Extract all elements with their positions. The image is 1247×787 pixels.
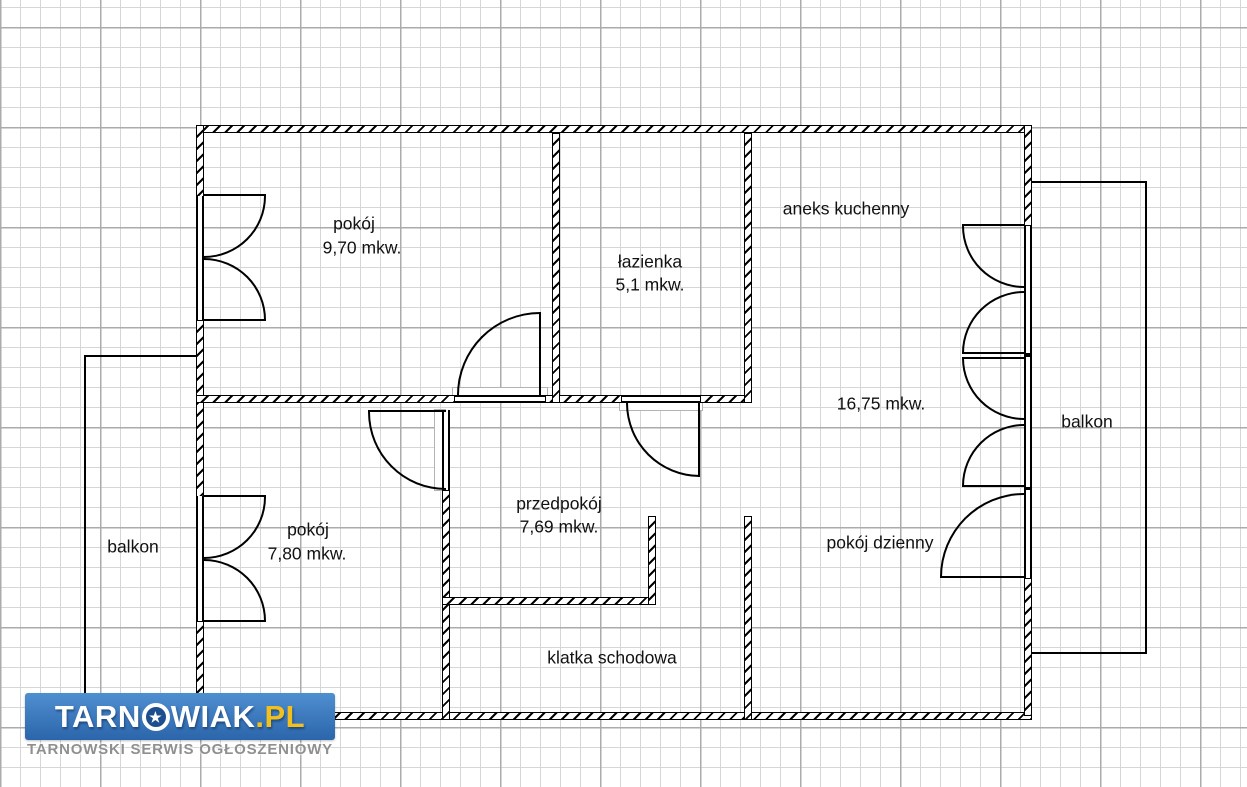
room-label-przedpokoj-area: 7,69 mkw. xyxy=(520,517,599,538)
logo-brand-suffix: WIAK xyxy=(171,699,256,735)
wall-bathroom-bottom-left xyxy=(559,395,622,403)
logo-brand-tld: .PL xyxy=(255,699,305,735)
balcony-door-opening-3 xyxy=(1024,490,1032,578)
door-swing-arc xyxy=(457,312,540,395)
room-label-pokoj-bottom-name: pokój xyxy=(287,520,329,541)
room-label-salon-area: 16,75 mkw. xyxy=(837,394,926,415)
door-opening-bathroom xyxy=(622,395,700,403)
wall-right-segment xyxy=(1024,125,1032,226)
wall-bathroom-left xyxy=(552,133,560,403)
door-swing-arc xyxy=(962,226,1024,288)
door-divider xyxy=(1024,487,1032,490)
door-swing-arc xyxy=(626,403,700,477)
floor-plan-canvas: pokój 9,70 mkw. łazienka 5,1 mkw. aneks … xyxy=(0,0,1247,787)
tarnowiak-logo-text: TARN★WIAK.PL xyxy=(55,699,305,735)
door-swing-arc xyxy=(940,493,1024,577)
room-label-lazienka-area: 5,1 mkw. xyxy=(615,275,684,296)
room-label-balkon-left: balkon xyxy=(107,537,159,558)
balcony-door-opening-1 xyxy=(1024,226,1032,353)
room-label-przedpokoj-name: przedpokój xyxy=(516,494,602,515)
room-label-pokoj-bottom-area: 7,80 mkw. xyxy=(268,544,347,565)
wall-left-segment xyxy=(196,320,204,497)
door-swing-arc xyxy=(204,196,266,258)
wall-horizontal-room1 xyxy=(196,395,455,403)
wall-hallway-left xyxy=(442,490,450,720)
door-swing-arc xyxy=(204,258,266,320)
room-label-balkon-right: balkon xyxy=(1061,412,1113,433)
door-swing-arc xyxy=(204,559,266,621)
balcony-door-opening-2 xyxy=(1024,357,1032,487)
wall-staircase-stub xyxy=(648,516,656,605)
door-swing-arc xyxy=(962,291,1024,353)
door-swing-arc xyxy=(962,358,1024,420)
wall-left-segment xyxy=(196,125,204,197)
tarnowiak-tagline: TARNOWSKI SERWIS OGŁOSZENIOWY xyxy=(25,741,335,758)
room-label-pokoj-top-name: pokój xyxy=(333,214,375,235)
door-swing-arc xyxy=(204,497,266,559)
wall-right-segment xyxy=(1024,578,1032,716)
door-swing-arc xyxy=(962,424,1024,486)
room-label-pokoj-top-area: 9,70 mkw. xyxy=(323,238,402,259)
balcony-left-outline xyxy=(84,355,202,715)
room-label-lazienka-name: łazienka xyxy=(618,252,682,273)
wall-horizontal-stub xyxy=(545,395,553,403)
star-icon: ★ xyxy=(142,703,170,731)
tarnowiak-logo: TARN★WIAK.PL xyxy=(25,693,335,740)
room-label-klatka-schodowa: klatka schodowa xyxy=(547,648,676,669)
wall-top xyxy=(196,125,1032,133)
window-opening-room2 xyxy=(196,496,204,621)
wall-hallway-bottom xyxy=(442,597,656,605)
door-divider xyxy=(1024,353,1032,357)
logo-brand-prefix: TARN xyxy=(55,699,141,735)
wall-bathroom-bottom-right xyxy=(700,395,745,403)
room-label-pokoj-dzienny: pokój dzienny xyxy=(826,533,933,554)
window-opening-room1 xyxy=(196,196,204,320)
wall-staircase-right xyxy=(744,516,752,720)
wall-bathroom-right xyxy=(744,133,752,403)
room-label-aneks-kuchenny: aneks kuchenny xyxy=(783,199,909,220)
door-swing-arc xyxy=(368,412,446,490)
door-opening-room1 xyxy=(455,395,545,403)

:::

Copy out every line of the records above without any change, leaving out the pictures.

Extract all elements with their positions. The image is 1247×787 pixels.
room-label-przedpokoj-area: 7,69 mkw. xyxy=(520,517,599,538)
logo-brand-suffix: WIAK xyxy=(171,699,256,735)
wall-bathroom-bottom-left xyxy=(559,395,622,403)
logo-brand-tld: .PL xyxy=(255,699,305,735)
balcony-door-opening-3 xyxy=(1024,490,1032,578)
door-swing-arc xyxy=(457,312,540,395)
room-label-pokoj-bottom-name: pokój xyxy=(287,520,329,541)
room-label-salon-area: 16,75 mkw. xyxy=(837,394,926,415)
door-opening-bathroom xyxy=(622,395,700,403)
wall-right-segment xyxy=(1024,125,1032,226)
wall-bathroom-left xyxy=(552,133,560,403)
door-swing-arc xyxy=(962,226,1024,288)
door-divider xyxy=(1024,487,1032,490)
door-swing-arc xyxy=(626,403,700,477)
floor-plan-canvas: pokój 9,70 mkw. łazienka 5,1 mkw. aneks … xyxy=(0,0,1247,787)
tarnowiak-logo-text: TARN★WIAK.PL xyxy=(55,699,305,735)
door-swing-arc xyxy=(940,493,1024,577)
room-label-lazienka-area: 5,1 mkw. xyxy=(615,275,684,296)
room-label-balkon-left: balkon xyxy=(107,537,159,558)
balcony-door-opening-1 xyxy=(1024,226,1032,353)
room-label-przedpokoj-name: przedpokój xyxy=(516,494,602,515)
room-label-pokoj-bottom-area: 7,80 mkw. xyxy=(268,544,347,565)
wall-left-segment xyxy=(196,320,204,497)
door-swing-arc xyxy=(204,196,266,258)
wall-horizontal-room1 xyxy=(196,395,455,403)
wall-hallway-left xyxy=(442,490,450,720)
door-swing-arc xyxy=(204,258,266,320)
room-label-balkon-right: balkon xyxy=(1061,412,1113,433)
door-swing-arc xyxy=(204,559,266,621)
balcony-door-opening-2 xyxy=(1024,357,1032,487)
wall-staircase-stub xyxy=(648,516,656,605)
door-swing-arc xyxy=(962,291,1024,353)
door-swing-arc xyxy=(962,358,1024,420)
wall-left-segment xyxy=(196,125,204,197)
tarnowiak-tagline: TARNOWSKI SERWIS OGŁOSZENIOWY xyxy=(25,741,335,758)
room-label-pokoj-top-name: pokój xyxy=(333,214,375,235)
door-swing-arc xyxy=(204,497,266,559)
wall-right-segment xyxy=(1024,578,1032,716)
door-swing-arc xyxy=(962,424,1024,486)
room-label-pokoj-top-area: 9,70 mkw. xyxy=(323,238,402,259)
balcony-left-outline xyxy=(84,355,202,715)
room-label-lazienka-name: łazienka xyxy=(618,252,682,273)
wall-horizontal-stub xyxy=(545,395,553,403)
star-icon: ★ xyxy=(142,703,170,731)
tarnowiak-logo: TARN★WIAK.PL xyxy=(25,693,335,740)
room-label-klatka-schodowa: klatka schodowa xyxy=(547,648,676,669)
wall-top xyxy=(196,125,1032,133)
window-opening-room2 xyxy=(196,496,204,621)
wall-hallway-bottom xyxy=(442,597,656,605)
door-divider xyxy=(1024,353,1032,357)
logo-brand-prefix: TARN xyxy=(55,699,141,735)
wall-bathroom-bottom-right xyxy=(700,395,745,403)
room-label-pokoj-dzienny: pokój dzienny xyxy=(826,533,933,554)
window-opening-room1 xyxy=(196,196,204,320)
wall-staircase-right xyxy=(744,516,752,720)
wall-bathroom-right xyxy=(744,133,752,403)
room-label-aneks-kuchenny: aneks kuchenny xyxy=(783,199,909,220)
door-swing-arc xyxy=(368,412,446,490)
door-opening-room1 xyxy=(455,395,545,403)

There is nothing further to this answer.